DOCUMENT ->

>> Begin

LongRAG icon indicating copy to clipboard operation
LongRAG copied to clipboard

Question about process_wiki_page.py

Open gw16 opened this issue 1 year ago • 1 comments

Hello,

I downloaded the wiki raw dataset you previously mentioned and ran process_wiki_page.py with the following command:

python process_wiki_page.py --dir_path './bz_file' --output_path_dir './result' --corpus_title_path './psgs_w100.tsv'

The bz_file directory contains the file enwiki-20181220-pages-articles.xml.bz2 along with one other .bz2 file.

However, I encountered the following error:

Processing wiki files:   0%|                                                                               | 0/2 [00:00<?, ?it/s]
multiprocessing.pool.RemoteTraceback:
"""
Traceback (most recent call last):
  File "/Library/Frameworks/Python.framework/Versions/3.9/lib/python3.9/multiprocessing/pool.py", line 125, in worker
    result = (True, func(*args, **kwds))
  File "/Library/Frameworks/Python.framework/Versions/3.9/lib/python3.9/multiprocessing/pool.py", line 48, in mapstar
    return list(map(*args))
  File "/Users/gawonlee/Desktop/06_school/LongRAG/preprocess/process_wiki_page.py", line 33, in process_wiki
    page_data = json.loads(line_decoded)
  File "/Library/Frameworks/Python.framework/Versions/3.9/lib/python3.9/json/__init__.py", line 346, in loads
    return _default_decoder.decode(s)
  File "/Library/Frameworks/Python.framework/Versions/3.9/lib/python3.9/json/decoder.py", line 337, in decode
    obj, end = self.raw_decode(s, idx=_w(s, 0).end())
  File "/Library/Frameworks/Python.framework/Versions/3.9/lib/python3.9/json/decoder.py", line 355, in raw_decode
    raise JSONDecodeError("Expecting value", s, err.value) from None
json.decoder.JSONDecodeError: Expecting value: line 1 column 1 (char 0)
"""

The above exception was the direct cause of the following exception:

Traceback (most recent call last):
  File "/Users/gawonlee/Desktop/06_school/LongRAG/preprocess/process_wiki_page.py", line 117, in <module>
    processed_data = util.process_data()
  File "/Users/gawonlee/Desktop/06_school/LongRAG/utils/mp_util.py", line 25, in process_data
    result_chunks = pool.map(self.func, data_chunks)
  File "/Library/Frameworks/Python.framework/Versions/3.9/lib/python3.9/multiprocessing/pool.py", line 364, in map
    return self._map_async(func, iterable, mapstar, chunksize).get()
  File "/Library/Frameworks/Python.framework/Versions/3.9/lib/python3.9/multiprocessing/pool.py", line 771, in get
    raise self._value
json.decoder.JSONDecodeError: Expecting value: line 1 column 1 (char 0)

Why is this happening? Could you explain the process of creating the dataset in more detail?

>> End

GIVEN INFORMATION ->
>> Begin

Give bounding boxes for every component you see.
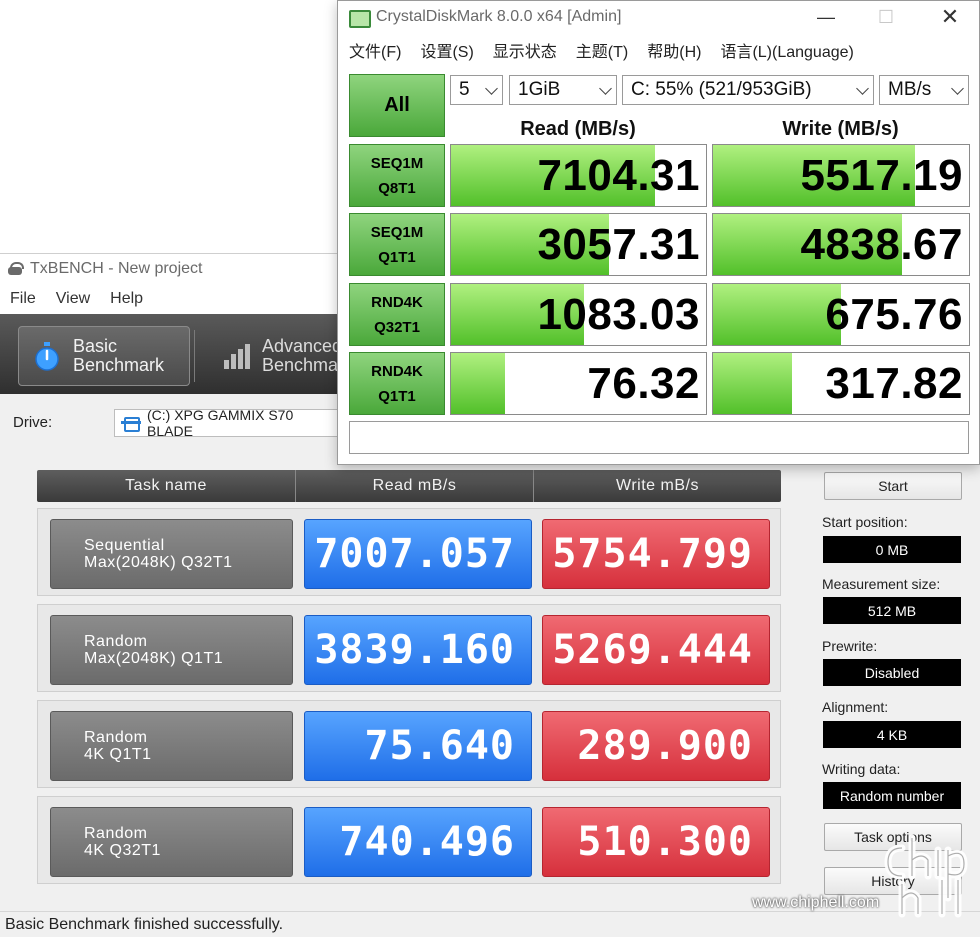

>> End

GOAL OF THE EXERCISE ->
Please reproduce the process_wiki_page.py issue above word for word, between "However, I encountered" and "(True, func(*args, **kwds))", inclusive.

EXERCISE ANSWER ->
However, I encountered the following error:

Processing wiki files:   0%|                                                                               | 0/2 [00:00<?, ?it/s]
multiprocessing.pool.RemoteTraceback:
"""
Traceback (most recent call last):
  File "/Library/Frameworks/Python.framework/Versions/3.9/lib/python3.9/multiprocessing/pool.py", line 125, in worker
    result = (True, func(*args, **kwds))